[START Input rows]

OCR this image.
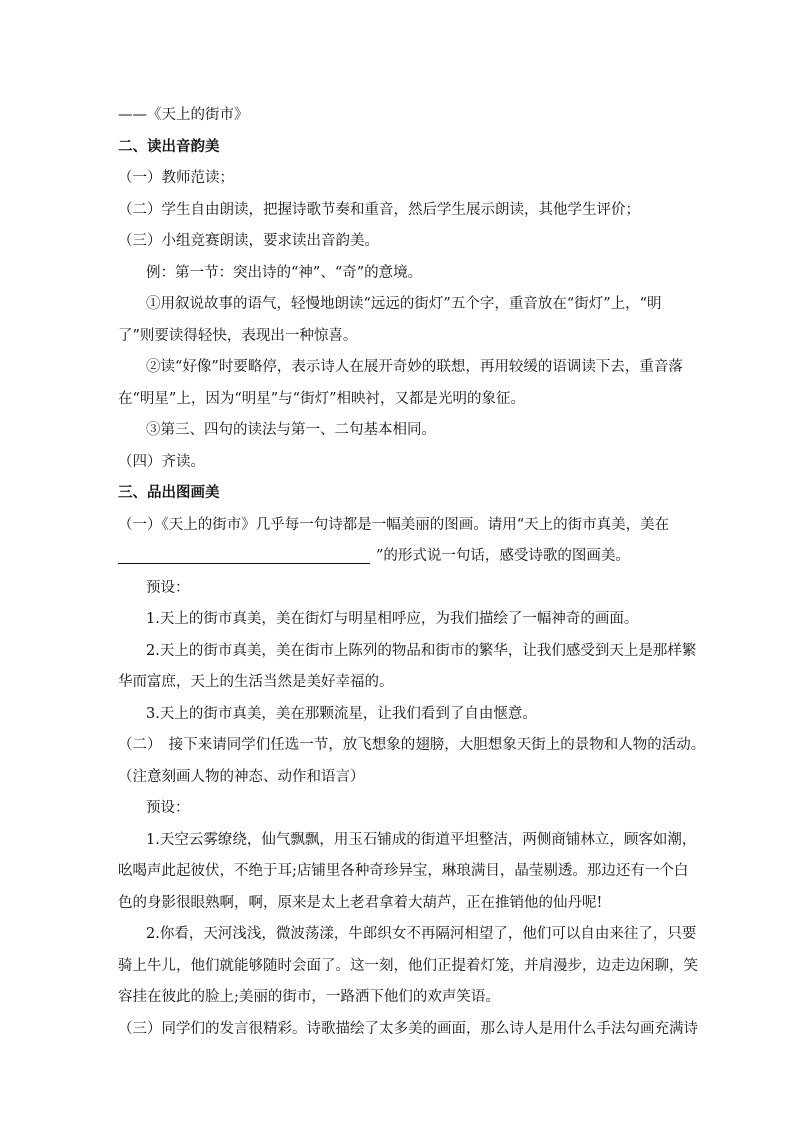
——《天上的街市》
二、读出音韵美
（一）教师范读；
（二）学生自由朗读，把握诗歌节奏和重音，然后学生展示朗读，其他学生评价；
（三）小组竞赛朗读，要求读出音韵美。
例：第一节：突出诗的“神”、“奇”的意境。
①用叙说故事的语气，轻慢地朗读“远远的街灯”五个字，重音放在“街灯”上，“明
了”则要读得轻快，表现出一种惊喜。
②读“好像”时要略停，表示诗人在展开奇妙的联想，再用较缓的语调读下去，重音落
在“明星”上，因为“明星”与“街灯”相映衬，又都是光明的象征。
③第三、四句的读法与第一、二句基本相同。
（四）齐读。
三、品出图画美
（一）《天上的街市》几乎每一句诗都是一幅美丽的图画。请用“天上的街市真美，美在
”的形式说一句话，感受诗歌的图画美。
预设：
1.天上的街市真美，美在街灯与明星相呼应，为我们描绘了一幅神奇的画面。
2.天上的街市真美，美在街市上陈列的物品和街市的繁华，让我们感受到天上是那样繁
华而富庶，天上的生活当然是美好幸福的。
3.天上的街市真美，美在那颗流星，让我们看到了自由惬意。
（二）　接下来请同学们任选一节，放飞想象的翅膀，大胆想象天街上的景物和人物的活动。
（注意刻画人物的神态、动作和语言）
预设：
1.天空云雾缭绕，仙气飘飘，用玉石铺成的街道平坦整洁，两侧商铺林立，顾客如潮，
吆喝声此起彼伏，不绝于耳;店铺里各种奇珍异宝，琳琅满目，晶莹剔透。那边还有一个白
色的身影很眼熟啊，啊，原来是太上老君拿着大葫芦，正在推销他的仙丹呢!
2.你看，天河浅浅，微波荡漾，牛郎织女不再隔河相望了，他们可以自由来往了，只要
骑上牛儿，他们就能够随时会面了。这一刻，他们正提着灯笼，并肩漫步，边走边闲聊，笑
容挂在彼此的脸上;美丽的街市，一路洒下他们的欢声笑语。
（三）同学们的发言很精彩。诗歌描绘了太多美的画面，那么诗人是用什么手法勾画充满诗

[END Input rows]

Your task is to repeat the data above exactly while excluding the pictures.

OCR this image.
——《天上的街市》
二、读出音韵美
（一）教师范读；
（二）学生自由朗读，把握诗歌节奏和重音，然后学生展示朗读，其他学生评价；
（三）小组竞赛朗读，要求读出音韵美。
例：第一节：突出诗的“神”、“奇”的意境。
①用叙说故事的语气，轻慢地朗读“远远的街灯”五个字，重音放在“街灯”上，“明
了”则要读得轻快，表现出一种惊喜。
②读“好像”时要略停，表示诗人在展开奇妙的联想，再用较缓的语调读下去，重音落
在“明星”上，因为“明星”与“街灯”相映衬，又都是光明的象征。
③第三、四句的读法与第一、二句基本相同。
（四）齐读。
三、品出图画美
（一）《天上的街市》几乎每一句诗都是一幅美丽的图画。请用“天上的街市真美，美在
”的形式说一句话，感受诗歌的图画美。
预设：
1.天上的街市真美，美在街灯与明星相呼应，为我们描绘了一幅神奇的画面。
2.天上的街市真美，美在街市上陈列的物品和街市的繁华，让我们感受到天上是那样繁
华而富庶，天上的生活当然是美好幸福的。
3.天上的街市真美，美在那颗流星，让我们看到了自由惬意。
（二）　接下来请同学们任选一节，放飞想象的翅膀，大胆想象天街上的景物和人物的活动。
（注意刻画人物的神态、动作和语言）
预设：
1.天空云雾缭绕，仙气飘飘，用玉石铺成的街道平坦整洁，两侧商铺林立，顾客如潮，
吆喝声此起彼伏，不绝于耳;店铺里各种奇珍异宝，琳琅满目，晶莹剔透。那边还有一个白
色的身影很眼熟啊，啊，原来是太上老君拿着大葫芦，正在推销他的仙丹呢!
2.你看，天河浅浅，微波荡漾，牛郎织女不再隔河相望了，他们可以自由来往了，只要
骑上牛儿，他们就能够随时会面了。这一刻，他们正提着灯笼，并肩漫步，边走边闲聊，笑
容挂在彼此的脸上;美丽的街市，一路洒下他们的欢声笑语。
（三）同学们的发言很精彩。诗歌描绘了太多美的画面，那么诗人是用什么手法勾画充满诗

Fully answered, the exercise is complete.